— Start —

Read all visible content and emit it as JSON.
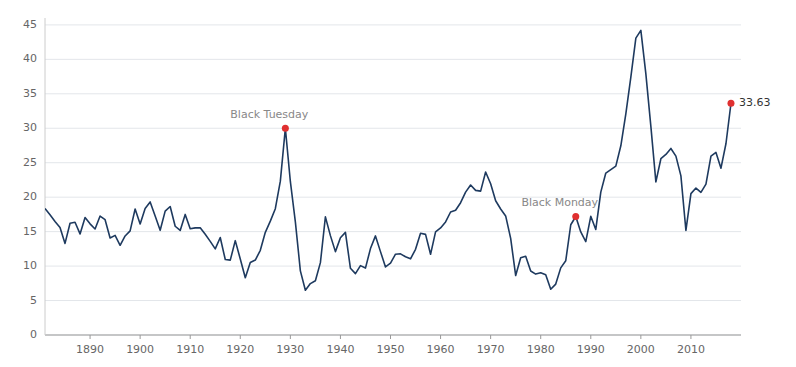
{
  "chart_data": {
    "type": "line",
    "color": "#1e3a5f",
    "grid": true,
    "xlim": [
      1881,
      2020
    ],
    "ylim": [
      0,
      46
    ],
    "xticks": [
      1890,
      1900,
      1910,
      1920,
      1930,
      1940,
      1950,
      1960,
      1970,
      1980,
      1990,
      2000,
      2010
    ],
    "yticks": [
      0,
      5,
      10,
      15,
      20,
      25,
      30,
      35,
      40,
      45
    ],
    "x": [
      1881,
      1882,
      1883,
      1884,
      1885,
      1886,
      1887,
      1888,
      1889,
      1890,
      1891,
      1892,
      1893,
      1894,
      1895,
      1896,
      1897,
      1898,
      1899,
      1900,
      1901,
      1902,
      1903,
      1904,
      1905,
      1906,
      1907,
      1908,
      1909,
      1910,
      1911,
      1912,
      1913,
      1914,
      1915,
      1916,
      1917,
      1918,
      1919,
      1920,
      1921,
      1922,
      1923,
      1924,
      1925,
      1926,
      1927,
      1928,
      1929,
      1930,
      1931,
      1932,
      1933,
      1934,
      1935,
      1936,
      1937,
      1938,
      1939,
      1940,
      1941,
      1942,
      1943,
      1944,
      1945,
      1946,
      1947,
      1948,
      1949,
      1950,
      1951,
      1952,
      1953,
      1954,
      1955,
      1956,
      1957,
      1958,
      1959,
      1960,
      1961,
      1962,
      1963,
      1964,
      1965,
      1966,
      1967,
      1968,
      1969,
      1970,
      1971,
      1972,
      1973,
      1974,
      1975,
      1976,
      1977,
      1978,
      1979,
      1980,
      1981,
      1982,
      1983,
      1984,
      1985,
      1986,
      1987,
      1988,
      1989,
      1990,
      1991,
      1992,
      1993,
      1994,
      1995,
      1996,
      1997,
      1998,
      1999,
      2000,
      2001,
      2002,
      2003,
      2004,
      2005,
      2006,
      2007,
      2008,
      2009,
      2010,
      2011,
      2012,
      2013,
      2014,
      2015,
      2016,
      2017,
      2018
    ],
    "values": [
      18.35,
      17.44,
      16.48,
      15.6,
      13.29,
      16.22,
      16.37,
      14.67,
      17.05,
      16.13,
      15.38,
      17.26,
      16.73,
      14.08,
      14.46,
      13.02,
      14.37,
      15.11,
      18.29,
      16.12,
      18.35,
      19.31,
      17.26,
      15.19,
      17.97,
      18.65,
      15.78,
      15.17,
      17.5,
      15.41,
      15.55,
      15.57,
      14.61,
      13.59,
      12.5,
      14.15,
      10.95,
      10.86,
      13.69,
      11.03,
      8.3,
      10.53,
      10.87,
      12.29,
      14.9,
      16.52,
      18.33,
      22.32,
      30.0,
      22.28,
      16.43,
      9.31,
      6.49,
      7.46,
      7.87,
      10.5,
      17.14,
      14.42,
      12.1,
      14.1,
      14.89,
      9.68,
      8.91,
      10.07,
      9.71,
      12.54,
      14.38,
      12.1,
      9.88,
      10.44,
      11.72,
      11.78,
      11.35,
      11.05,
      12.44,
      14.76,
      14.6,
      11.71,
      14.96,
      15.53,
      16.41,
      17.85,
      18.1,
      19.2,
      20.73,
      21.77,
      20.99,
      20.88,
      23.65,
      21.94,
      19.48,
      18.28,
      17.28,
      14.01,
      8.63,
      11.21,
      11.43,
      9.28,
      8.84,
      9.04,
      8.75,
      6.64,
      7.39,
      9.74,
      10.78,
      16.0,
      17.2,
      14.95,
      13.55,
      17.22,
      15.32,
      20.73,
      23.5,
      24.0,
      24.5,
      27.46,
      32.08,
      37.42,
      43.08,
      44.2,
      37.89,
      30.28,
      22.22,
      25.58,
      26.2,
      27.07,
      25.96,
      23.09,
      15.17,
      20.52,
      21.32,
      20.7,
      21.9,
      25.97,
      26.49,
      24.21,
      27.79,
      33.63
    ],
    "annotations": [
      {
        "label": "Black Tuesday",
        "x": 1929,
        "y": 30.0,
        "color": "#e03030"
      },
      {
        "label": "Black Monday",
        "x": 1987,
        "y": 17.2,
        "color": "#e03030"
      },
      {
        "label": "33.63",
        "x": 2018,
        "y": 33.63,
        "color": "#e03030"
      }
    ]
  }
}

— End —

Required task
Sift through the entries and copy every line with "Black".

Written response
        "label": "Black Tuesday",
        "label": "Black Monday",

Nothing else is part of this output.